Work out how many lines of the records hold the string "heading", and reply with that number alone.

:: Provided information ::
+--

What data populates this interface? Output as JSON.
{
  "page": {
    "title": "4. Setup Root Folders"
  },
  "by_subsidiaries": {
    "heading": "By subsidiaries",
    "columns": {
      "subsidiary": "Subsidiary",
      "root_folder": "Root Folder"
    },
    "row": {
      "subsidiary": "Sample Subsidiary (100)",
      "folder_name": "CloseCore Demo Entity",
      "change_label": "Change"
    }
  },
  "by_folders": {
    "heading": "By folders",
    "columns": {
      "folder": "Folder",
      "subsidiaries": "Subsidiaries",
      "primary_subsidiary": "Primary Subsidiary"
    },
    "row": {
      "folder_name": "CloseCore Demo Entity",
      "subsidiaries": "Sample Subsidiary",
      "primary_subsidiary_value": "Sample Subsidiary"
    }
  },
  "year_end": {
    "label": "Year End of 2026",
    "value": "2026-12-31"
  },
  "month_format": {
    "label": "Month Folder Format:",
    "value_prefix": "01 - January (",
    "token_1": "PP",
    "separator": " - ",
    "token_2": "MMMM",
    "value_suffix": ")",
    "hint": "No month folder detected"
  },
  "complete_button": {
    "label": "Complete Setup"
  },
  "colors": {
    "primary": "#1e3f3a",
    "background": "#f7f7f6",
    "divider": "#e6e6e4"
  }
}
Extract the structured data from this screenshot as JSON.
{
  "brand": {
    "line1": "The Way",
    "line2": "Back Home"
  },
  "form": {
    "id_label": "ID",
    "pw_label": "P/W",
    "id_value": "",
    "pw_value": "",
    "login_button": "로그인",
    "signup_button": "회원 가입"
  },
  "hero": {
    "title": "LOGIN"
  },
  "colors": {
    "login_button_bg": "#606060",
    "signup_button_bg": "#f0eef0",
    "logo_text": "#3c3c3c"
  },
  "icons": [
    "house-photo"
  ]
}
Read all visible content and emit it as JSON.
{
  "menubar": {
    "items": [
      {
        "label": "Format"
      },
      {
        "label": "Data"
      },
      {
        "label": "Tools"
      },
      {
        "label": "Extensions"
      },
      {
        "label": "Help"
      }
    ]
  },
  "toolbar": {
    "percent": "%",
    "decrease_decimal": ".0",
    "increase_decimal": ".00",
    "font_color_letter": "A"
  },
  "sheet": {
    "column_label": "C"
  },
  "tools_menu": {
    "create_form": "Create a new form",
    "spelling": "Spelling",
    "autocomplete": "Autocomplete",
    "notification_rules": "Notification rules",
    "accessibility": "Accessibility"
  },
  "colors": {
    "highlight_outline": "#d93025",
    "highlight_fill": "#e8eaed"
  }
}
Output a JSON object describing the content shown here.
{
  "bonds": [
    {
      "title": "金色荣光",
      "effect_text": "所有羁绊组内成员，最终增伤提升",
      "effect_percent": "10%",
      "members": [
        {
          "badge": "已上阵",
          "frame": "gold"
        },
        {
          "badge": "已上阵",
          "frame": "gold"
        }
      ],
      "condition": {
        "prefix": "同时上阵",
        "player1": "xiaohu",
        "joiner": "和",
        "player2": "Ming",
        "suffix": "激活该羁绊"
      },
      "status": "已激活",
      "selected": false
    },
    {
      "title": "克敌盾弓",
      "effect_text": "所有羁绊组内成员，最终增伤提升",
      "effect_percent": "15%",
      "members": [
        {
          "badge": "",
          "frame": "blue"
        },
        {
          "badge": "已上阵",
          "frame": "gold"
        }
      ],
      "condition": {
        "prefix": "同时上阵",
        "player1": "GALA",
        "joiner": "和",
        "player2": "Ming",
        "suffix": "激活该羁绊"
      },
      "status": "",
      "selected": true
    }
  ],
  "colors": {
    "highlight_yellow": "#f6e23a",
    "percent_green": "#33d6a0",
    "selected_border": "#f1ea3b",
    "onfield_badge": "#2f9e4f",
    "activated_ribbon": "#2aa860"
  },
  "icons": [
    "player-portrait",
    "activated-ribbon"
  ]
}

+--

:: Written reply ::
2